**YOUR TASK**
Copy out each line of the material below that holds the string "this".

**STORED DATA**
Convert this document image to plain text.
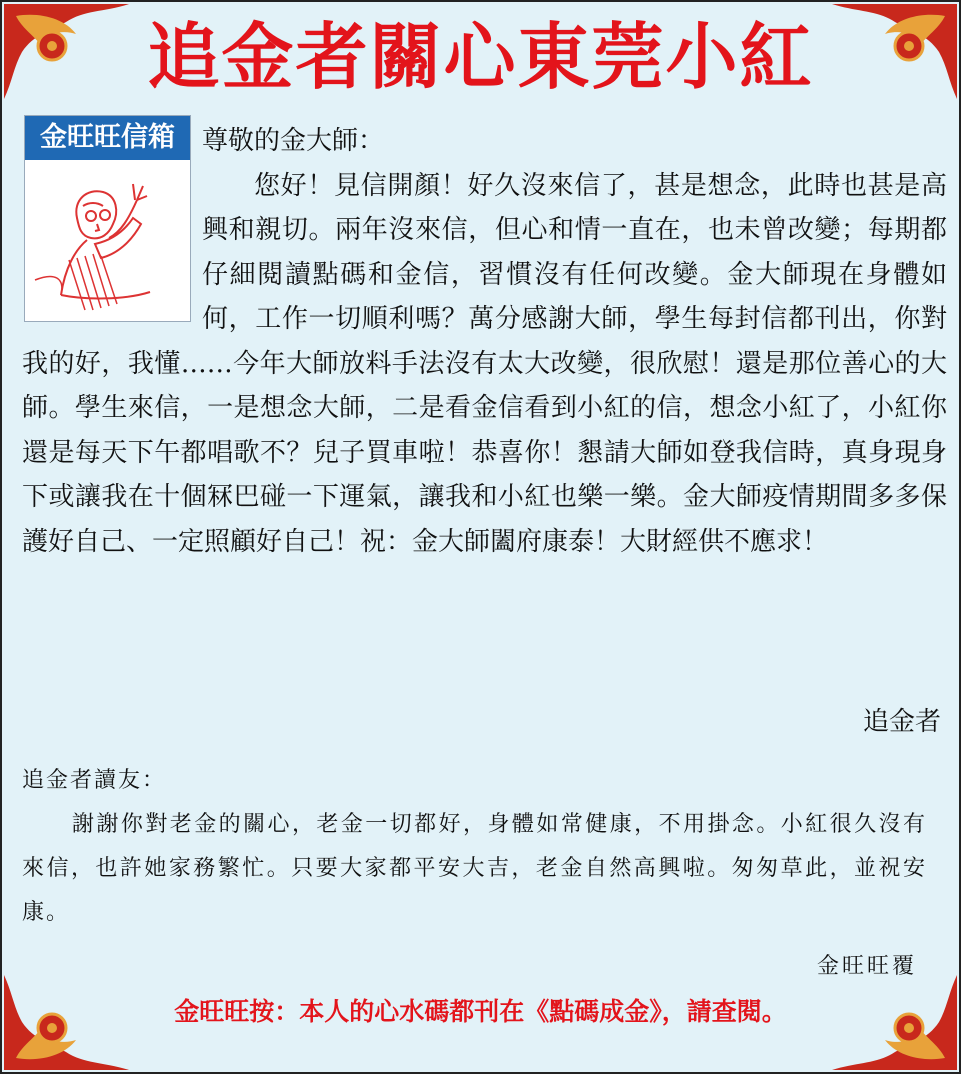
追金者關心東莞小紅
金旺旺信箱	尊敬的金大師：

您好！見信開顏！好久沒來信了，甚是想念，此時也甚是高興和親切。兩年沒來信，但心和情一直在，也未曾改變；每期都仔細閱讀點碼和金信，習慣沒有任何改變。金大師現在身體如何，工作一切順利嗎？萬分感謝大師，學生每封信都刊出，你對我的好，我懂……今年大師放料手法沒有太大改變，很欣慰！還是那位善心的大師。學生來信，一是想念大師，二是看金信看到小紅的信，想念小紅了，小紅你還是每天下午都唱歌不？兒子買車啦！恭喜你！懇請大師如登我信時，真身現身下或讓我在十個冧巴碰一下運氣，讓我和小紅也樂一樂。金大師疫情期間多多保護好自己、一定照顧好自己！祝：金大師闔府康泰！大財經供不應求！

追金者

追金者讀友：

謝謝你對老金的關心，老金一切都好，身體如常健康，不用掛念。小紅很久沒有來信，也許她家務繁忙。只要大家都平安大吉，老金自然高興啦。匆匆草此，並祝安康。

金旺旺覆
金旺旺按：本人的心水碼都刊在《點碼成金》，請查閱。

* * *

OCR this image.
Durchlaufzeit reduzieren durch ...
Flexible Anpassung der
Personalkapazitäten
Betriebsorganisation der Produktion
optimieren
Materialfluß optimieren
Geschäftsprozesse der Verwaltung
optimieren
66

**FULL RESPONSE**
Convert this document image to plain text.
OCR this image.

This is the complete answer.